**REQUIRED WORK**
(a) In the riding lesson text, what exercise was the rider doing when the breakthrough with Lotte came?
(b) Please carry on the riding lesson text about Lotte from the point where it stops.

**DOCUMENT SECTION**
○ ○ ○

Since, in addition to riding Lotte, I was taking mental notes for Cairo, I watched carefully as Dom showed how a rider in two-point position is less effective at using to their reins to slow than a rider who first moves to more of a full seat—and simply moving from two-point to a half-seat then a full seat can effectively slow the horse on its own.

It was doing ditches on a bending line where I had my breakthrough with Lotte and figured out her gas, brake and clutch, so to speak.

I finally understood what Dom had been saying about getting a horse to “let you in” and “have access” to the shoulder. I am used to being quite tactful with Cairo and, as strong as I thought I was riding Lotte by comparison, she needed me to apply more leg. Once I truly established the bend with my leg, her head tossing disappeared. Color me unsurprised to figure out that Meika has a stronger leg than I do and knows better how to apply it.

○ ○ ○

**GIVEN INFORMATION**
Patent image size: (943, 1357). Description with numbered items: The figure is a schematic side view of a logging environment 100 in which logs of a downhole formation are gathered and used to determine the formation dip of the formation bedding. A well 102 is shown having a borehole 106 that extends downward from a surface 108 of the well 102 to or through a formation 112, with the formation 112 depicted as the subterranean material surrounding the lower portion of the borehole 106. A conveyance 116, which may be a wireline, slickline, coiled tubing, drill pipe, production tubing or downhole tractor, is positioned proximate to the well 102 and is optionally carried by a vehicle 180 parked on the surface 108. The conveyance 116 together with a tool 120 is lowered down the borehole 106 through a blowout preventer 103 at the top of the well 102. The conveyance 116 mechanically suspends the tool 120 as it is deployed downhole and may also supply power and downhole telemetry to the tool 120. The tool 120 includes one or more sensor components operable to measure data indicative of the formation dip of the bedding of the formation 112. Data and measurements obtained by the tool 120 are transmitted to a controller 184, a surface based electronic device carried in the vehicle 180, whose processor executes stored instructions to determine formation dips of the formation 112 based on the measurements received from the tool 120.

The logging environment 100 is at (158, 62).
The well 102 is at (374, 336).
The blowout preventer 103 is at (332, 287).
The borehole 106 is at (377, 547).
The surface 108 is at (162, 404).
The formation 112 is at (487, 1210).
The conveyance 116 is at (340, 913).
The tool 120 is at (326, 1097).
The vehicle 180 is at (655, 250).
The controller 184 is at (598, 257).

○ ○ ○

**ANSWERS TO THE TASKS**
(a) Doing ditches on a bending line.

(b)
We cantered up to a log, with Dom encouraging me to be slightly more aggressive, three strides to a ditch then a controlled five to another log. Lotte came strongly though it with barely a head toss and earned us a “top class” from Dom, his high praise for the weekend.

Next year, I am hoping that COVID lets my finances recover and Cairo’s brain relaxes a bit as we get back into the swing of things. But for this year, driving a Caddy in a Dom clinic is not a bad way to kick things off.